**Exercise objective**
Return the count of lines with the string "insulators" in them, and nothing else.

**Input for this task**
******

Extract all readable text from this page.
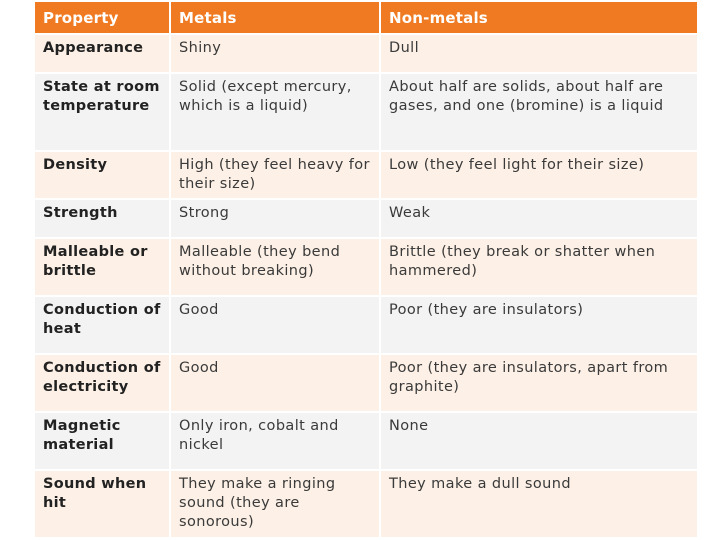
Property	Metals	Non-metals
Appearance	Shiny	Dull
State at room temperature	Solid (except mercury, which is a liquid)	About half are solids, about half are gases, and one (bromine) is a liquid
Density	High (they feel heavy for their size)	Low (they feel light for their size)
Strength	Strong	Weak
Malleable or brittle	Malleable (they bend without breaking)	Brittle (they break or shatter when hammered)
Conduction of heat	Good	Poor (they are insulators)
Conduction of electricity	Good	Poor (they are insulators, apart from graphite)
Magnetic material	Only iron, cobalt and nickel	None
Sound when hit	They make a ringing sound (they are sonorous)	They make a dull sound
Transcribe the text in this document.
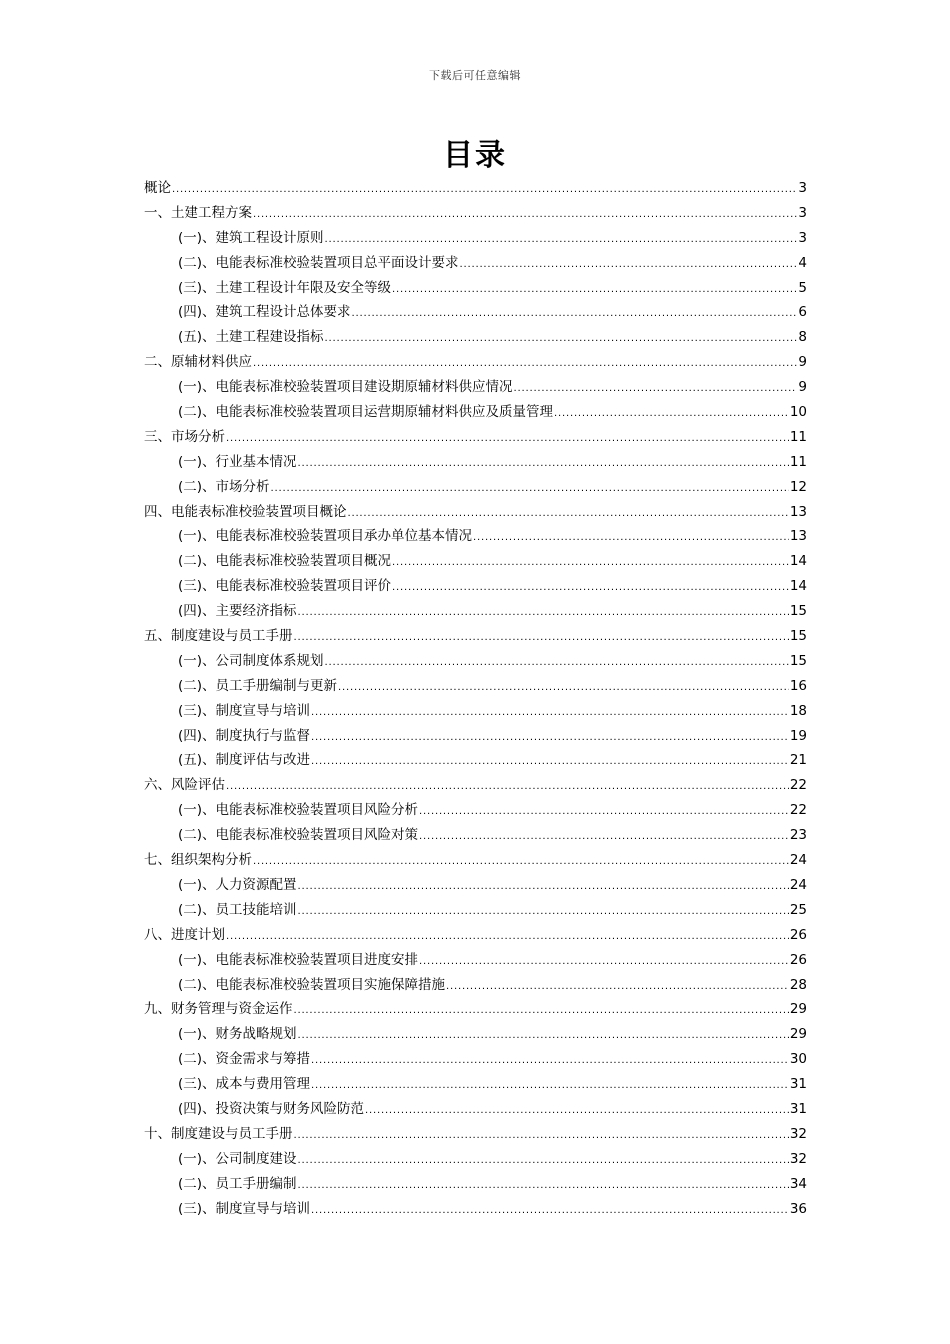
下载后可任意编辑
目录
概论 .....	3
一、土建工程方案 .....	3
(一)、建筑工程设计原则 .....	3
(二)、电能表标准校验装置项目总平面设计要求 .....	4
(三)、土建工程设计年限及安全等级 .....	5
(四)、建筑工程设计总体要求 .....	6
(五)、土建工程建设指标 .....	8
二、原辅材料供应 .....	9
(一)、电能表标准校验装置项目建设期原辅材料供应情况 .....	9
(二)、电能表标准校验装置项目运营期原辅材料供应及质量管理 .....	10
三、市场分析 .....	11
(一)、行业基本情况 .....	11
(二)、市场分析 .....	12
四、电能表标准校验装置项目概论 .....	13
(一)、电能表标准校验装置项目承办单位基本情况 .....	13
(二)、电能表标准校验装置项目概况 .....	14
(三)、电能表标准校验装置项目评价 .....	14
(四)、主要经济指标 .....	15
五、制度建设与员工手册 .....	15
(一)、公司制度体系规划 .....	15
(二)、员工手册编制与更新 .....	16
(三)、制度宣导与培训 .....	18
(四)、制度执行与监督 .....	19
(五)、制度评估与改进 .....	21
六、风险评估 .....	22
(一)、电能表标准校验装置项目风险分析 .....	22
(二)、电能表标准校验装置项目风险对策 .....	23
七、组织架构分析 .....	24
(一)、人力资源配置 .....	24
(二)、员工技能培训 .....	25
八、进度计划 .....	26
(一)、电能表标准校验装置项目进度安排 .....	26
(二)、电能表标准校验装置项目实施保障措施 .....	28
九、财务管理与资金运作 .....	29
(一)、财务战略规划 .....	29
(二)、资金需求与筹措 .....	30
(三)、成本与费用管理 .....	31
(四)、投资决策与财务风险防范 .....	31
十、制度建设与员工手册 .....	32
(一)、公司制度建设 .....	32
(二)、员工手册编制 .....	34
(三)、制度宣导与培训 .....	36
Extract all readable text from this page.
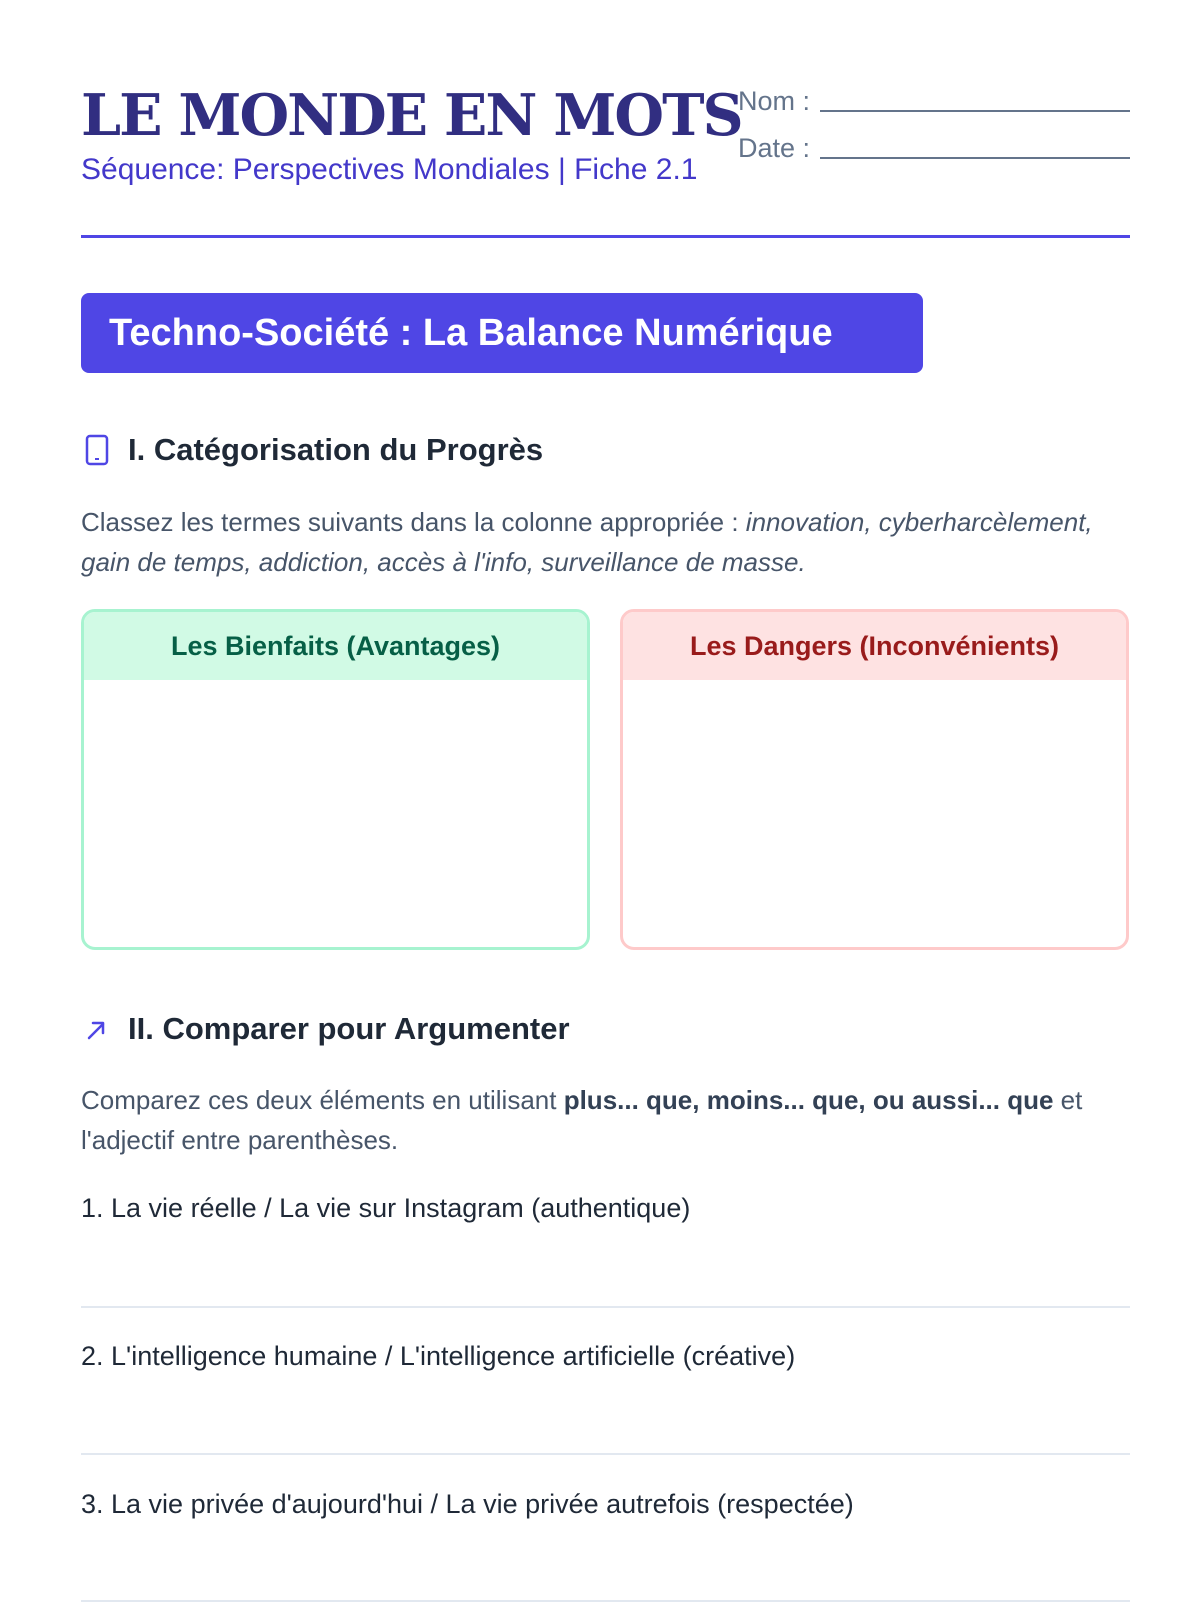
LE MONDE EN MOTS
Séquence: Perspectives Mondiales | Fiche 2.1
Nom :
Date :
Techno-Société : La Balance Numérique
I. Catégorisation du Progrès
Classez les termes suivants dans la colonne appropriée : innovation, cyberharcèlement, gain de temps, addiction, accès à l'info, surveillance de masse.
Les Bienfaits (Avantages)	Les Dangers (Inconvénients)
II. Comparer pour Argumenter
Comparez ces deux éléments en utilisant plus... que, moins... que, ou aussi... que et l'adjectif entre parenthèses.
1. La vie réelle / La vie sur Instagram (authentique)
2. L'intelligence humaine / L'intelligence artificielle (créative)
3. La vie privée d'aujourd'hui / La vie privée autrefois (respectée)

******

**Answer to this problem**
2